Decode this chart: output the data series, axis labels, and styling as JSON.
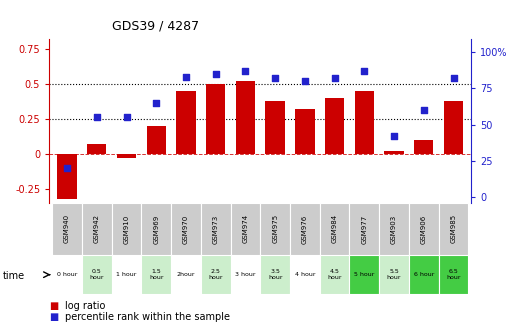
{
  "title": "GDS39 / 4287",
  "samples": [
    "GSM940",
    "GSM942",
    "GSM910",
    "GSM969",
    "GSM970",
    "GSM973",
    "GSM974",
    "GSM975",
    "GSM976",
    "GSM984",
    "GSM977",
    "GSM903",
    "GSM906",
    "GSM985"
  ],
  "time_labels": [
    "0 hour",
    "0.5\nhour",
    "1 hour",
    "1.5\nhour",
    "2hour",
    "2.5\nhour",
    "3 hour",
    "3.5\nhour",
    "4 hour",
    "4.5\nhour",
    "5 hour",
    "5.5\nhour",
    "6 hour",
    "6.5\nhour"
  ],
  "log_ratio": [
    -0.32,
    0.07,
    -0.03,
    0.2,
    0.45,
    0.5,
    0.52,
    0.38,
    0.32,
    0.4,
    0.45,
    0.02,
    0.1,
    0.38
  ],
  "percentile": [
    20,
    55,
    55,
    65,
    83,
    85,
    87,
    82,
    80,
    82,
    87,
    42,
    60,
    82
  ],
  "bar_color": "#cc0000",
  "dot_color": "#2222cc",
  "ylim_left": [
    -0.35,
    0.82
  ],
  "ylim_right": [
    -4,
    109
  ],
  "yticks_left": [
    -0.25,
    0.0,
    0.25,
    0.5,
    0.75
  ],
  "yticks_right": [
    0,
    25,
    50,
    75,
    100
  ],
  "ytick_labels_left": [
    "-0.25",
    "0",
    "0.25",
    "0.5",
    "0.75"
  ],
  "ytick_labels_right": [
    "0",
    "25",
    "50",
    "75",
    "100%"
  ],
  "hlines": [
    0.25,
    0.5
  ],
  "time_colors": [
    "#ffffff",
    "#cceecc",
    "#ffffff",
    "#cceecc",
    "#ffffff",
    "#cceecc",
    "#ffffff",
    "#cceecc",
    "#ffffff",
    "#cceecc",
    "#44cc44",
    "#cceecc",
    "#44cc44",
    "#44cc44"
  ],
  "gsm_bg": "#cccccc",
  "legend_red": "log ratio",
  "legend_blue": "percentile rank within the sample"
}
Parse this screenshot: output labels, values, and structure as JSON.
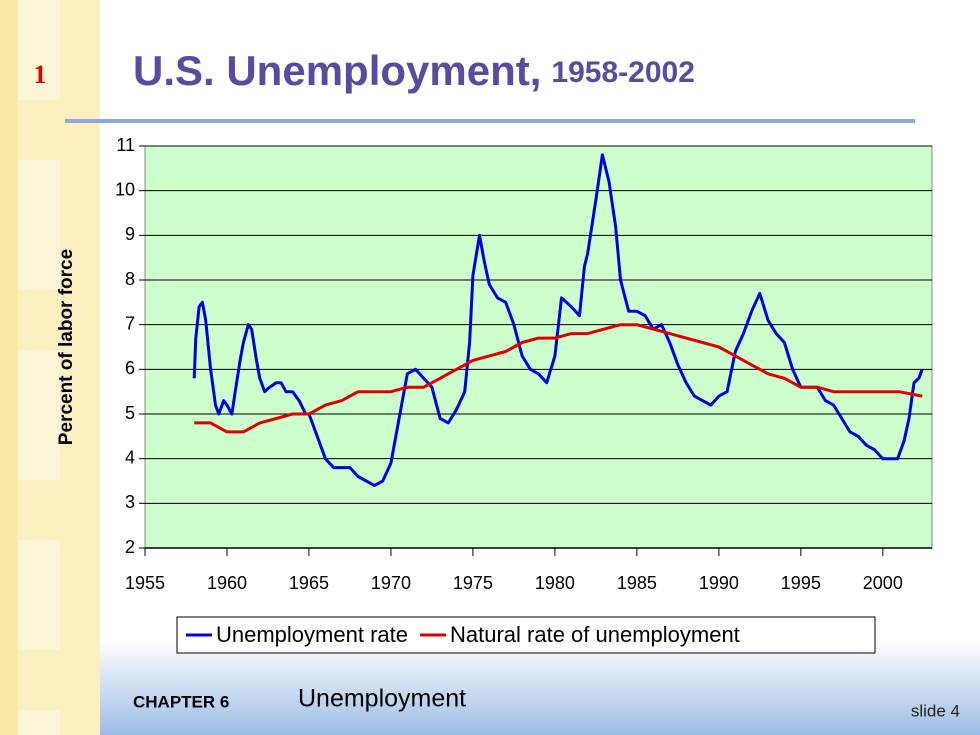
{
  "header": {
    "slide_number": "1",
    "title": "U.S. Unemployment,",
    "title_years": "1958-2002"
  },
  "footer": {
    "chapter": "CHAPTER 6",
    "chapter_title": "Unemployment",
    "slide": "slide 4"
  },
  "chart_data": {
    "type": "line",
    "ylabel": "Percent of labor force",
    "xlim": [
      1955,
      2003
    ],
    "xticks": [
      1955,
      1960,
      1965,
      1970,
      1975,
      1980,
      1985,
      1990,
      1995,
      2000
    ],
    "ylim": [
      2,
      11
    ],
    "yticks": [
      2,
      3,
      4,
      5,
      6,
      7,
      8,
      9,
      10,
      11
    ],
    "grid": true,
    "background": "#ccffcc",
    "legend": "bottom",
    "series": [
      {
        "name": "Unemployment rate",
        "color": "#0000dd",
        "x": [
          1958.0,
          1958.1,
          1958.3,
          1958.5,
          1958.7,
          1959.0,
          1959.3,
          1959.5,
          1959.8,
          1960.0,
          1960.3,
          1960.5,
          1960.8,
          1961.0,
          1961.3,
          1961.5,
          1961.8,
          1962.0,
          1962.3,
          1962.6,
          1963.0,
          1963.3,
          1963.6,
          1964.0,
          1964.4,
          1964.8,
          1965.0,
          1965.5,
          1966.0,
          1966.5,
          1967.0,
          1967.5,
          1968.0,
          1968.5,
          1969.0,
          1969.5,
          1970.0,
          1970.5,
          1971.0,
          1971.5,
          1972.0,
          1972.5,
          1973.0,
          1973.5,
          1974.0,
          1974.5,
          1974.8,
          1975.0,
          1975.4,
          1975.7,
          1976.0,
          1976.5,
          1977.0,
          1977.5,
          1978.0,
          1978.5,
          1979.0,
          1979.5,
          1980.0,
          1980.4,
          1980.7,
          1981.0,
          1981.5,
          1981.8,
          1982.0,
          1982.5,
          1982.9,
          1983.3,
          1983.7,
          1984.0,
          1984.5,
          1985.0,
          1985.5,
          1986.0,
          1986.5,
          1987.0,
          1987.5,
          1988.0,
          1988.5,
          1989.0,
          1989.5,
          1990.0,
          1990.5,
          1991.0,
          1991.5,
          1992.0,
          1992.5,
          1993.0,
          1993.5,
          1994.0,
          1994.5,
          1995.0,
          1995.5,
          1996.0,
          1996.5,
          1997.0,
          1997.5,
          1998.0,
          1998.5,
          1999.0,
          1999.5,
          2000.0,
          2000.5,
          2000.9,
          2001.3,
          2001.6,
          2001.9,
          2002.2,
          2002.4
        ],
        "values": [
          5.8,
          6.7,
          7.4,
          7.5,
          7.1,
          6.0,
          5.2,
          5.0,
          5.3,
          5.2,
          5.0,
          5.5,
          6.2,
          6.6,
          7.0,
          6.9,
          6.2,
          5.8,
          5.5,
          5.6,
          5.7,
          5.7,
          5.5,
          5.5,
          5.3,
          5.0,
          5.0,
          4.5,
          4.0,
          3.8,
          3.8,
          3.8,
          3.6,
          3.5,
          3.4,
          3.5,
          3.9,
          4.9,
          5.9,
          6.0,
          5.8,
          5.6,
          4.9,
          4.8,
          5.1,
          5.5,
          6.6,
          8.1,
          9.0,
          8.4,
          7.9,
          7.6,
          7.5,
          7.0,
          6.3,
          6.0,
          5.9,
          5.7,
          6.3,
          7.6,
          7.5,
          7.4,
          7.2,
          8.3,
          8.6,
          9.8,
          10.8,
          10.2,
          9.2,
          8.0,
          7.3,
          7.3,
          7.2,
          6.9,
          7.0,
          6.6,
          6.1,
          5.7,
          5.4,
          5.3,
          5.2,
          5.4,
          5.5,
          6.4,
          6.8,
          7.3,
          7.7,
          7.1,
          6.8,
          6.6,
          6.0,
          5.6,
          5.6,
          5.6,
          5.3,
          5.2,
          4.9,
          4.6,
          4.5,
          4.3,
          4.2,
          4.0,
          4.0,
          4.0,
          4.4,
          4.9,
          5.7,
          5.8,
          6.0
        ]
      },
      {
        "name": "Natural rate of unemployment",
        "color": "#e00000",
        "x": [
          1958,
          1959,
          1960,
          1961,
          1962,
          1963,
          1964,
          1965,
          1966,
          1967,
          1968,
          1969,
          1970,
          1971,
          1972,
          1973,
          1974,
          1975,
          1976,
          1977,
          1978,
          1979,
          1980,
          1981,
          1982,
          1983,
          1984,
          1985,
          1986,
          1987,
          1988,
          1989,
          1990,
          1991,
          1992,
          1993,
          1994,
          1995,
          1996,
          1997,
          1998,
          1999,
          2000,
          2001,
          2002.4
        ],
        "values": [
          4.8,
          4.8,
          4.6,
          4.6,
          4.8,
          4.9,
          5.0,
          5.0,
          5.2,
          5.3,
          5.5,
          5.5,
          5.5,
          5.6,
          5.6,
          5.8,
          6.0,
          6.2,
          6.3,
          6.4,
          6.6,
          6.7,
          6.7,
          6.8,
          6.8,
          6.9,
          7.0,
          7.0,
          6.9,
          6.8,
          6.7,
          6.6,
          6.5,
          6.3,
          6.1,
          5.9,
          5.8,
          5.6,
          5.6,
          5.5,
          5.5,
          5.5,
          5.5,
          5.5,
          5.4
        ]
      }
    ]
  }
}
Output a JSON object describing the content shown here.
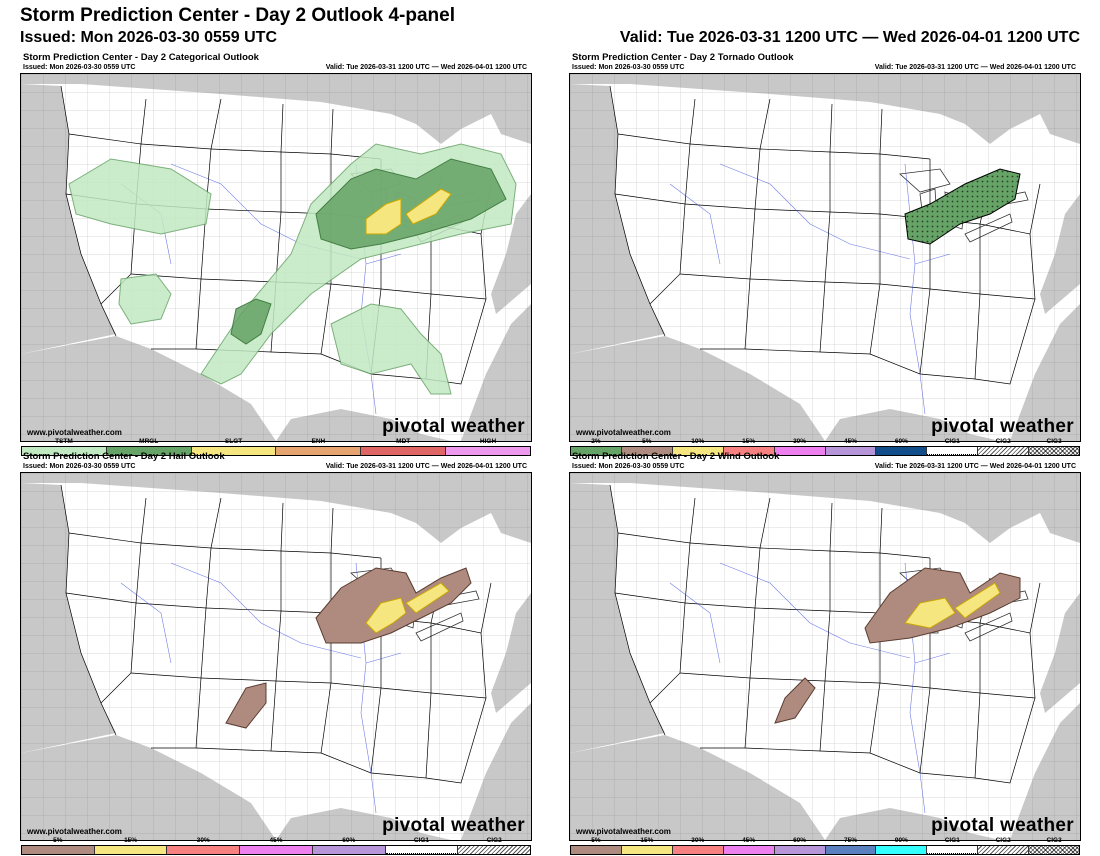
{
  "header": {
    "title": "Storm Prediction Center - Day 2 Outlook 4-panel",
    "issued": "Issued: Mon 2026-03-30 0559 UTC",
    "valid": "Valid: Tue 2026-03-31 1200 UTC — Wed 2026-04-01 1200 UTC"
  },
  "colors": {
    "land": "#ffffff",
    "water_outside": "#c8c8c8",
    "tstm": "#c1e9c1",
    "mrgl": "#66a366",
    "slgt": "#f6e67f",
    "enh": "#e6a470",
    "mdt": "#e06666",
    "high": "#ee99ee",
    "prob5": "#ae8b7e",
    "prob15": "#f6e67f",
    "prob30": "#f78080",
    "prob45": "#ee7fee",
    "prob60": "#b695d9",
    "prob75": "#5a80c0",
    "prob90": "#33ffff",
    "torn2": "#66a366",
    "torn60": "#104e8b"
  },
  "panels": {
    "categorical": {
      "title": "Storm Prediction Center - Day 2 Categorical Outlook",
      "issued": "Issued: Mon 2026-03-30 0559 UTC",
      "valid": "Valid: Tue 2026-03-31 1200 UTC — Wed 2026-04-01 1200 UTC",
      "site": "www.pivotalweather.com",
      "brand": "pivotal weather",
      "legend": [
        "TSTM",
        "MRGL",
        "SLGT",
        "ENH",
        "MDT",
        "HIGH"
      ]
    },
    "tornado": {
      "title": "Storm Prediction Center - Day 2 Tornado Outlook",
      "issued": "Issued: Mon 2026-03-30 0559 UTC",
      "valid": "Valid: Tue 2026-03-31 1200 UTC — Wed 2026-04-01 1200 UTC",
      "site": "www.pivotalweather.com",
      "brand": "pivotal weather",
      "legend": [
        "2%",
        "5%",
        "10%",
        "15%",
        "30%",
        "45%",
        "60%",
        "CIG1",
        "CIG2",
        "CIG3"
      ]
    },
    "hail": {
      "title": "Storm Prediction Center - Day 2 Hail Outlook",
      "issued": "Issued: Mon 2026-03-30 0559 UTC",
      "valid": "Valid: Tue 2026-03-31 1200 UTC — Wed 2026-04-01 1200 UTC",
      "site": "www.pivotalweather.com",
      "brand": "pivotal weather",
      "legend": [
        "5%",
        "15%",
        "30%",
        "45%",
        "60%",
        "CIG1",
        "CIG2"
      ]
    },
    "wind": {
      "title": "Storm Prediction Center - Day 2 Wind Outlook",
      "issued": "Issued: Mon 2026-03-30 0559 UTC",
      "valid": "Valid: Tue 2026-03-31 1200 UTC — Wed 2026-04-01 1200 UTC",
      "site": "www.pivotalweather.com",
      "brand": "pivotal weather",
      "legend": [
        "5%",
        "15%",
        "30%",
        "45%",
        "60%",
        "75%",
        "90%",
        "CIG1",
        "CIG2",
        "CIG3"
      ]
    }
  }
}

-=-=-=-=-

* [The exercise] Take every line that includes the string "this" and copy it.

* [Solved problem]
Decode this chart: output the data series, axis labels, and styling as JSON.
Parse this screenshot: output labels, values, and structure as JSON.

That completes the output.